> **YOUR OBJECTIVE**
Below are the records; locate each line with the word "Information" and copy it.

---- RECORDS SUPPLIED

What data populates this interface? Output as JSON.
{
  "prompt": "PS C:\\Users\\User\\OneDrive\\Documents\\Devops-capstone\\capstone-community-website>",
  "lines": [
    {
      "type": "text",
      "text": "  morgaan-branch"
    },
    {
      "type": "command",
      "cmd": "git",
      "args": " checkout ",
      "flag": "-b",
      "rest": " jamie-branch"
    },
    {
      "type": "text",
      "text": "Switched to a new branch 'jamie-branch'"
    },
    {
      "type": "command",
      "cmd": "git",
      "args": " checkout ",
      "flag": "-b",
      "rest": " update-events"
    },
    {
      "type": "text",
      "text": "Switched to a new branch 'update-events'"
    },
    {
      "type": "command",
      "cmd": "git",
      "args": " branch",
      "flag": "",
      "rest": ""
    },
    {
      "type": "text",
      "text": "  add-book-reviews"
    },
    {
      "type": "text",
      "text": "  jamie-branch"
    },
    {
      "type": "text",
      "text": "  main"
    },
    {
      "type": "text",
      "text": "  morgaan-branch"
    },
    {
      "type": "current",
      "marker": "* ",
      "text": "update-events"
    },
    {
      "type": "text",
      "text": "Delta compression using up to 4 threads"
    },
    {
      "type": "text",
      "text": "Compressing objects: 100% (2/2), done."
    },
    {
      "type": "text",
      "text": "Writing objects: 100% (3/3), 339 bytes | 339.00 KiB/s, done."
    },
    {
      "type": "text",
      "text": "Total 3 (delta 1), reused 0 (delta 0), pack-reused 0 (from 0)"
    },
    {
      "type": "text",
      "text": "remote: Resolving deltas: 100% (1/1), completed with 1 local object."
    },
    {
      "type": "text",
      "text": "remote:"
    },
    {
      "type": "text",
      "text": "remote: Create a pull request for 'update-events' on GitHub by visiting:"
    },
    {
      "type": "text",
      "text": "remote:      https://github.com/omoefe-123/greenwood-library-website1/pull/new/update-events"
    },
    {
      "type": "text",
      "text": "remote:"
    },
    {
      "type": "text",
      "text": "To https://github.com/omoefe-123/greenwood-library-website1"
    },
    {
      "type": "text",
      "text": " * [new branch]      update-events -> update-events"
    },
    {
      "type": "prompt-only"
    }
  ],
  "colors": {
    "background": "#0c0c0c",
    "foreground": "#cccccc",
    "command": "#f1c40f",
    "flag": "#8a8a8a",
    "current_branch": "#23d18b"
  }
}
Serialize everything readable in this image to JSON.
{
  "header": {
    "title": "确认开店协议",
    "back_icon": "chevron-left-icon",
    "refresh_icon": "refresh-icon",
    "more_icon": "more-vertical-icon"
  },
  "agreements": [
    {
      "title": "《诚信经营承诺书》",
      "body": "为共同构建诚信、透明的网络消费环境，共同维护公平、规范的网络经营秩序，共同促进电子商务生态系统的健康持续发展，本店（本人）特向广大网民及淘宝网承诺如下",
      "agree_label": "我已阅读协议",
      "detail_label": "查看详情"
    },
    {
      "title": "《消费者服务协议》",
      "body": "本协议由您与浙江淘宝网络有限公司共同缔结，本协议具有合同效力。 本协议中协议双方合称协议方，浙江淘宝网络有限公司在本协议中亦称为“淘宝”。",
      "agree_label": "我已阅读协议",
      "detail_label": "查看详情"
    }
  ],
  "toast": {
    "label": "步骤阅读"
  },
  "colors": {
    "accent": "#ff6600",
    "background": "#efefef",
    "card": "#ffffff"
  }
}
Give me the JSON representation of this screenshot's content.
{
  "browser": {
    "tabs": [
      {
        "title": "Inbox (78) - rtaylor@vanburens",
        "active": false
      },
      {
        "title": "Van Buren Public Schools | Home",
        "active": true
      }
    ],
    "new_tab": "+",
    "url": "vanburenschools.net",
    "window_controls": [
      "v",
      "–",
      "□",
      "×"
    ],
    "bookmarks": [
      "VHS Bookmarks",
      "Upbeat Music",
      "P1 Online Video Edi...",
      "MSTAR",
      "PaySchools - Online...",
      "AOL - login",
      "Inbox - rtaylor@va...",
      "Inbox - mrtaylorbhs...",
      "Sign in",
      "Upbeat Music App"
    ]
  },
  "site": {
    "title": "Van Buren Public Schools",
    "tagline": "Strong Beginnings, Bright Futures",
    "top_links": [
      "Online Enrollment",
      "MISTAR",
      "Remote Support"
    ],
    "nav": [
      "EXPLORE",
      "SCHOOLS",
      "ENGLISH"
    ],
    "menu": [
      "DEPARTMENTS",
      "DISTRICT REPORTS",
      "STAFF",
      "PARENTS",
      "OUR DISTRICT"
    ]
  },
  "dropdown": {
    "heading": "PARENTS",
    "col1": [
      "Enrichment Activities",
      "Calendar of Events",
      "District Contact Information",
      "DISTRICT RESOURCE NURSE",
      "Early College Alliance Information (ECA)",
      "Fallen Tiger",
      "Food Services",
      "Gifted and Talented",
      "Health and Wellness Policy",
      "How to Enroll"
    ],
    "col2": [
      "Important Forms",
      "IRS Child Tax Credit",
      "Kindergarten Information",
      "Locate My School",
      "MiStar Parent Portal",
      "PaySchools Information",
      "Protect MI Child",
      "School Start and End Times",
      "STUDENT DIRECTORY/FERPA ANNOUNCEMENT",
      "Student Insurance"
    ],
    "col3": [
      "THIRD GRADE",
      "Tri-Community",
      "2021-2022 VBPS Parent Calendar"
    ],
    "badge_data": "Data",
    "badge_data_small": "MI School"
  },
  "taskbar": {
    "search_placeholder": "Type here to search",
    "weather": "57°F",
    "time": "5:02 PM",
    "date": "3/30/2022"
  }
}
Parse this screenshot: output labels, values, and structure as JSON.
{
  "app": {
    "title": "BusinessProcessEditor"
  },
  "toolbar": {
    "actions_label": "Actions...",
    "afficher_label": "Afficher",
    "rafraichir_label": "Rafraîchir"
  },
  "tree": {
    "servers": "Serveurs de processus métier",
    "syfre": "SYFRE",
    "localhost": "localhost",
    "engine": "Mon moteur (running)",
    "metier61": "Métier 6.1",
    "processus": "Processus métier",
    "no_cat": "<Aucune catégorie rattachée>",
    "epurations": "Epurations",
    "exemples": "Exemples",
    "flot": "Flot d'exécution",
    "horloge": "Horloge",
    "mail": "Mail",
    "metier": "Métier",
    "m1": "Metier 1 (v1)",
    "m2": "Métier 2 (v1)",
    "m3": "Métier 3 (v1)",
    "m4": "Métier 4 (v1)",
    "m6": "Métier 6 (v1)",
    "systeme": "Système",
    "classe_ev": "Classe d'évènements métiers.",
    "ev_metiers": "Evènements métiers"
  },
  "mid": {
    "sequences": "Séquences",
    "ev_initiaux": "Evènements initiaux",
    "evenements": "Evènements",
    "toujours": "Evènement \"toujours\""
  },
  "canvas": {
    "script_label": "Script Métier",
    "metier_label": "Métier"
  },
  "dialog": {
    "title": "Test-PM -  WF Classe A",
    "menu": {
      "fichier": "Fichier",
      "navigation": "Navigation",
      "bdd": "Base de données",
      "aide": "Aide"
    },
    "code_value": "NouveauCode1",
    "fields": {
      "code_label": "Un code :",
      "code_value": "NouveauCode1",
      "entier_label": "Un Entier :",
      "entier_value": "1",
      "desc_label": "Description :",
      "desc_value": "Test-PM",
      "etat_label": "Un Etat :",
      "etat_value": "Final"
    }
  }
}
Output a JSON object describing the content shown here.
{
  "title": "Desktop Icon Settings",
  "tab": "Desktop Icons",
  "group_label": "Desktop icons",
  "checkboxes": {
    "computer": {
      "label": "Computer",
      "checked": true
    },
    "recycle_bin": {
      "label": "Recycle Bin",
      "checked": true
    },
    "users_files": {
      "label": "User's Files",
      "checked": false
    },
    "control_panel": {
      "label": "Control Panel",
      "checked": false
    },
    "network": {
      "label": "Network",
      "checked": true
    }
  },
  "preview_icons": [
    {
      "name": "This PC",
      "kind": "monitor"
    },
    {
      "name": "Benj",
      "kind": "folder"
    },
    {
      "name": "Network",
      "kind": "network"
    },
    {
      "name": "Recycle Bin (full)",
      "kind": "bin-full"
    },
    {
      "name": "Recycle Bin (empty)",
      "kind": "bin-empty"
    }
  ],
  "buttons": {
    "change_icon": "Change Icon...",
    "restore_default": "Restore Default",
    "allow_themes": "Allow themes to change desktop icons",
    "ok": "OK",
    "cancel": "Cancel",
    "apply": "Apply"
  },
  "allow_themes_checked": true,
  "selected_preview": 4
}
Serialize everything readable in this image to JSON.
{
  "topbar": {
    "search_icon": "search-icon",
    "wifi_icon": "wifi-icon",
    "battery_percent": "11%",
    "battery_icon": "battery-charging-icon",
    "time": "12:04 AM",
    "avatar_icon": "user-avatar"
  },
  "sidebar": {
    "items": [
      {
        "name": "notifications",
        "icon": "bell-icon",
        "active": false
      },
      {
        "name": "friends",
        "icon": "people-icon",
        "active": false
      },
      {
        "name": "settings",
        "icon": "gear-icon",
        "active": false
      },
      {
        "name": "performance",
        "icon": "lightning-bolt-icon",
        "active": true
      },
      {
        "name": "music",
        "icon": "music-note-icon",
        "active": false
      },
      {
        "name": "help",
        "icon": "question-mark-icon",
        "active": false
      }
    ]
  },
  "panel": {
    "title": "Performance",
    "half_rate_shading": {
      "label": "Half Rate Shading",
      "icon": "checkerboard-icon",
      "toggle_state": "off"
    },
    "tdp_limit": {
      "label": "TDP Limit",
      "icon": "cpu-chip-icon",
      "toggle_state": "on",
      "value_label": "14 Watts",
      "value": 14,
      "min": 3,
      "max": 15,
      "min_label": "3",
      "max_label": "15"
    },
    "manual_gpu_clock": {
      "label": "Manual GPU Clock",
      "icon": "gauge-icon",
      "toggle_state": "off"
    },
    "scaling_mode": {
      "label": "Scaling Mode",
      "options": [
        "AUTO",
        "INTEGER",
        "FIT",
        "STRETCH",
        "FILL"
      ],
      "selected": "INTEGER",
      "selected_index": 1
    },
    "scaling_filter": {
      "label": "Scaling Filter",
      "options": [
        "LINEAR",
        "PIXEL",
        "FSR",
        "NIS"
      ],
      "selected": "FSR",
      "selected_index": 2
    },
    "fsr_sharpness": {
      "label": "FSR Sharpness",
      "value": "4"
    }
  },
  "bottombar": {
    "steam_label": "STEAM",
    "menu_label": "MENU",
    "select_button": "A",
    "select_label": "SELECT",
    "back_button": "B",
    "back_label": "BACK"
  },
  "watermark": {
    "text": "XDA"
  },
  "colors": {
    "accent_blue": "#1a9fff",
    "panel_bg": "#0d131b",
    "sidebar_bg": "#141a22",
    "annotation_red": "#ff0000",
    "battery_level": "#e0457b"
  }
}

--------

> **SOLUTION FOR THIS TASK**
      "District Contact Information",
      "Early College Alliance Information (ECA)",
      "Kindergarten Information",
      "PaySchools Information",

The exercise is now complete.